Nina Weckström

Personal information
- Born: 10 August 1979 (age 46)
- Height: 1.64 m (5 ft 5 in)

Sport
- Country: Finland
- Sport: Badminton
- Handedness: Right
- Event: Women's singles & doubles

Women's singles & doubles
- BWF profile

= Nina Weckström =

Finnish badminton player (born 1979)

Nina Weckström (born 10 August 1979) is a Finnish badminton player from Helsingfors badminton klub. She won the National Championships in the women's doubles event seven times from 1999 to 2004 and 2006 partnered with Anu Weckström. In the international tournament, she won the women's singles title at the Southern Pan Am International in Miami, United States, and also the women's doubles event at the Norwegian International tournament with her sister Anu. After finishing her career in badminton, she received the scholarship by the URA Foundation. She educated Pedagogy in Copenhagen, and while she studying, she trained at the Holte Badmintonklub.
****************
■ **Required task 1**
Reproduce the Nina Weckström article word for word.
■ **Required task 2**
In the records below, write out verbatim the lines starting at the line that contains "owner-badge-label: Owner (196, 381, 242, 397)" and ending with the line that contains "actions-dropdown[interactable]: Actions (1616, 354, 1883, 414)", including both of those lines.
****************
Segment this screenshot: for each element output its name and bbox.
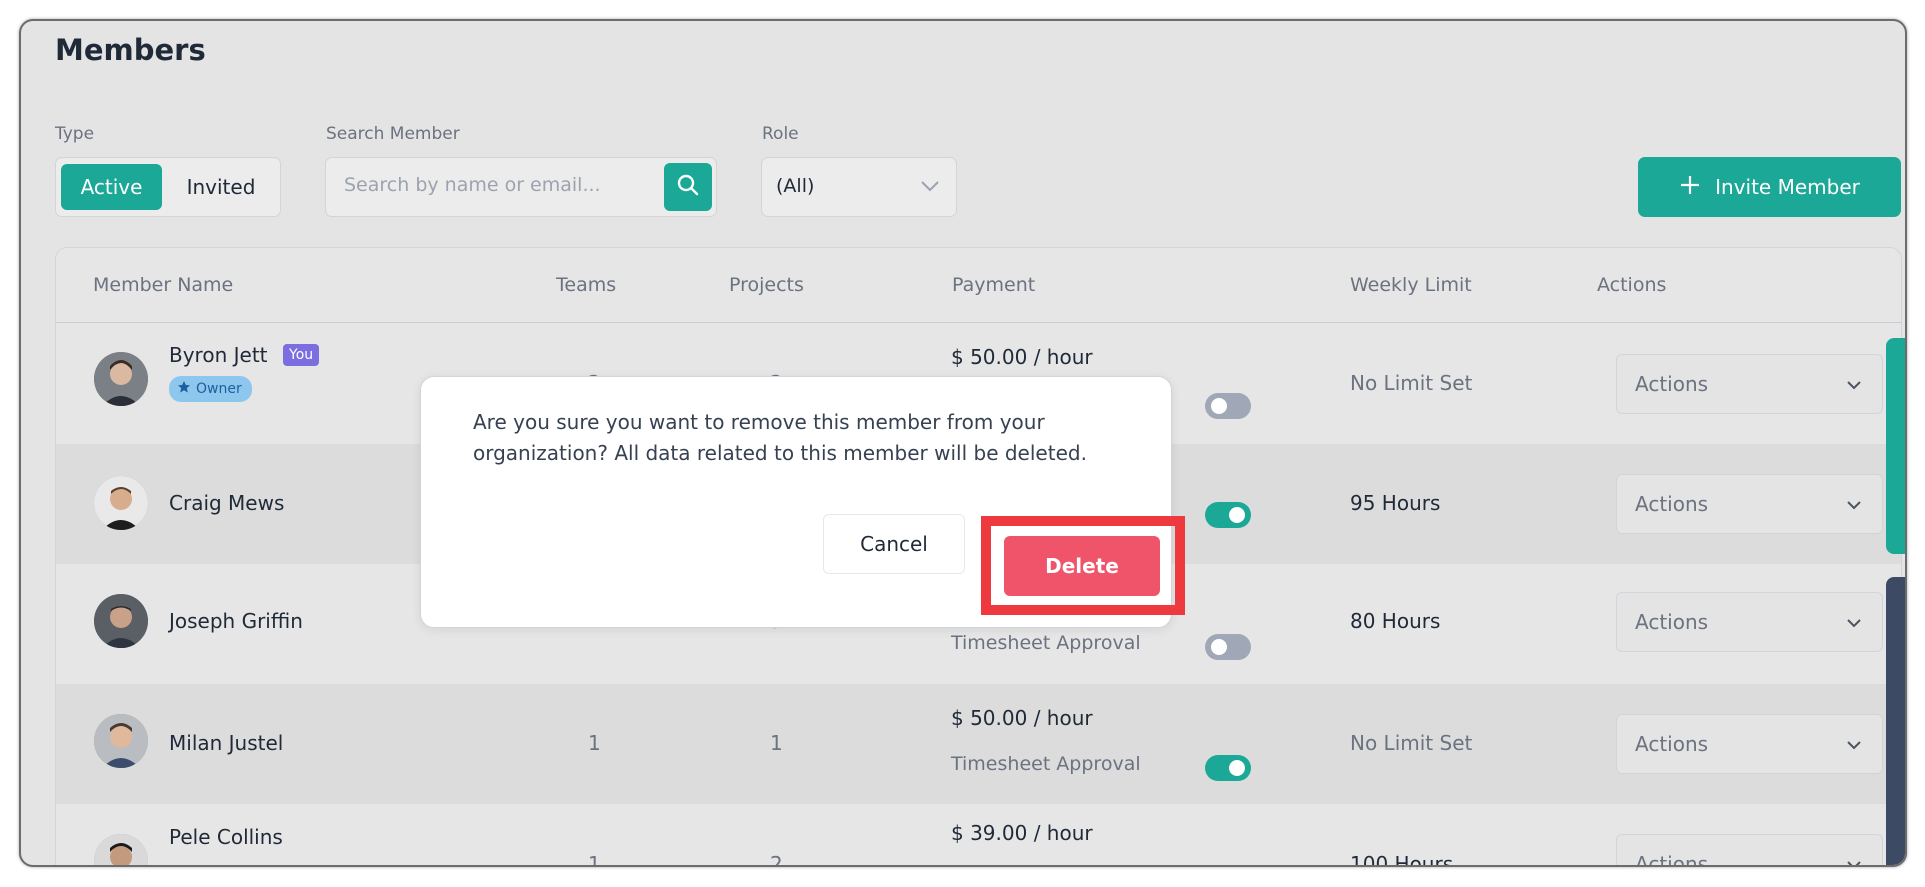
owner-badge-label: Owner (196, 381, 242, 397)
column-member-name: Member Name (93, 274, 234, 296)
timesheet-approval-toggle[interactable] (1205, 502, 1251, 528)
chevron-down-icon (920, 178, 940, 197)
payment-rate: $ 50.00 / hour (951, 706, 1093, 730)
search-member-label: Search Member (326, 124, 460, 144)
plus-icon (1679, 174, 1701, 201)
role-select[interactable]: (All) (761, 157, 957, 217)
star-icon (177, 380, 191, 398)
weekly-limit: 95 Hours (1350, 491, 1441, 515)
actions-label: Actions (1635, 372, 1709, 396)
chevron-down-icon (1846, 856, 1862, 865)
weekly-limit: No Limit Set (1350, 371, 1473, 395)
chevron-down-icon (1846, 376, 1862, 395)
search-icon (676, 173, 700, 201)
column-payment: Payment (952, 274, 1036, 296)
delete-button[interactable]: Delete (1004, 536, 1160, 596)
actions-dropdown[interactable]: Actions (1616, 354, 1883, 414)
search-input[interactable] (344, 174, 644, 196)
projects-count: 1 (770, 731, 783, 755)
table-row: Pele Collins 1 2 $ 39.00 / hour 100 Hour… (56, 804, 1901, 867)
teams-count: 1 (588, 731, 601, 755)
table-header: Member Name Teams Projects Payment Weekl… (56, 248, 1901, 323)
invite-member-button[interactable]: Invite Member (1638, 157, 1901, 217)
chevron-down-icon (1846, 614, 1862, 633)
member-name: Pele Collins (169, 825, 283, 849)
teams-count: 1 (588, 852, 601, 867)
actions-dropdown[interactable]: Actions (1616, 592, 1883, 652)
search-box (325, 157, 717, 217)
invite-member-label: Invite Member (1715, 175, 1860, 199)
dialog-message: Are you sure you want to remove this mem… (473, 410, 1087, 465)
avatar (94, 476, 148, 530)
projects-count: 2 (770, 852, 783, 867)
role-value: (All) (776, 175, 815, 197)
timesheet-approval-label: Timesheet Approval (951, 632, 1141, 654)
actions-dropdown[interactable]: Actions (1616, 834, 1883, 867)
member-name: Milan Justel (169, 731, 284, 755)
search-button[interactable] (664, 163, 712, 211)
avatar (94, 714, 148, 768)
avatar (94, 352, 148, 406)
chevron-down-icon (1846, 496, 1862, 515)
chevron-down-icon (1846, 736, 1862, 755)
timesheet-approval-toggle[interactable] (1205, 634, 1251, 660)
weekly-limit: 80 Hours (1350, 609, 1441, 633)
avatar (94, 834, 148, 865)
column-projects: Projects (729, 274, 804, 296)
role-label: Role (762, 124, 799, 144)
actions-dropdown[interactable]: Actions (1616, 474, 1883, 534)
avatar (94, 594, 148, 648)
payment-rate: $ 50.00 / hour (951, 345, 1093, 369)
member-name: Byron Jett (169, 343, 268, 367)
type-invited-tab[interactable]: Invited (168, 164, 274, 210)
type-filter-label: Type (55, 124, 95, 144)
actions-label: Actions (1635, 492, 1709, 516)
type-active-tab[interactable]: Active (61, 164, 162, 210)
member-name: Craig Mews (169, 491, 285, 515)
type-toggle: Active Invited (55, 157, 281, 217)
column-weekly-limit: Weekly Limit (1350, 274, 1472, 296)
actions-dropdown[interactable]: Actions (1616, 714, 1883, 774)
payment-rate: $ 39.00 / hour (951, 821, 1093, 845)
timesheet-approval-toggle[interactable] (1205, 393, 1251, 419)
weekly-limit: No Limit Set (1350, 731, 1473, 755)
you-badge: You (283, 344, 320, 366)
actions-label: Actions (1635, 610, 1709, 634)
table-row: Milan Justel 1 1 $ 50.00 / hour Timeshee… (56, 684, 1901, 804)
timesheet-approval-toggle[interactable] (1205, 755, 1251, 781)
column-actions: Actions (1597, 274, 1667, 296)
weekly-limit: 100 Hours (1350, 852, 1454, 867)
timesheet-approval-label: Timesheet Approval (951, 753, 1141, 775)
column-teams: Teams (556, 274, 617, 296)
actions-label: Actions (1635, 852, 1709, 867)
cancel-button[interactable]: Cancel (823, 514, 965, 574)
member-name: Joseph Griffin (169, 609, 303, 633)
actions-label: Actions (1635, 732, 1709, 756)
page-title: Members (55, 33, 206, 67)
owner-badge: Owner (169, 376, 252, 402)
side-tab-dark[interactable] (1886, 577, 1905, 865)
side-tab-teal[interactable] (1886, 338, 1905, 554)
****************
■ **Correct response 1**
Nina Weckström

Personal information
- Born: 10 August 1979 (age 46)
- Height: 1.64 m (5 ft 5 in)

Sport
- Country: Finland
- Sport: Badminton
- Handedness: Right
- Event: Women's singles & doubles

Women's singles & doubles
- BWF profile

= Nina Weckström =

Finnish badminton player (born 1979)

Nina Weckström (born 10 August 1979) is a Finnish badminton player from Helsingfors badminton klub. She won the National Championships in the women's doubles event seven times from 1999 to 2004 and 2006 partnered with Anu Weckström. In the international tournament, she won the women's singles title at the Southern Pan Am International in Miami, United States, and also the women's doubles event at the Norwegian International tournament with her sister Anu. After finishing her career in badminton, she received the scholarship by the URA Foundation. She educated Pedagogy in Copenhagen, and while she studying, she trained at the Holte Badmintonklub.

■ **Correct response 2**
owner-badge-label: Owner (196, 381, 242, 397)
column-member-name: Member Name (93, 274, 234, 296)
timesheet-approval-toggle[interactable] (1205, 502, 1251, 528)
chevron-down-icon (920, 178, 940, 197)
payment-rate: $ 50.00 / hour (951, 706, 1093, 730)
search-member-label: Search Member (326, 124, 460, 144)
plus-icon (1679, 174, 1701, 201)
role-select[interactable]: (All) (761, 157, 957, 217)
star-icon (177, 380, 191, 398)
weekly-limit: 95 Hours (1350, 491, 1441, 515)
actions-label: Actions (1635, 372, 1709, 396)
chevron-down-icon (1846, 856, 1862, 865)
weekly-limit: No Limit Set (1350, 371, 1473, 395)
chevron-down-icon (1846, 376, 1862, 395)
search-icon (676, 173, 700, 201)
column-payment: Payment (952, 274, 1036, 296)
delete-button[interactable]: Delete (1004, 536, 1160, 596)
actions-dropdown[interactable]: Actions (1616, 354, 1883, 414)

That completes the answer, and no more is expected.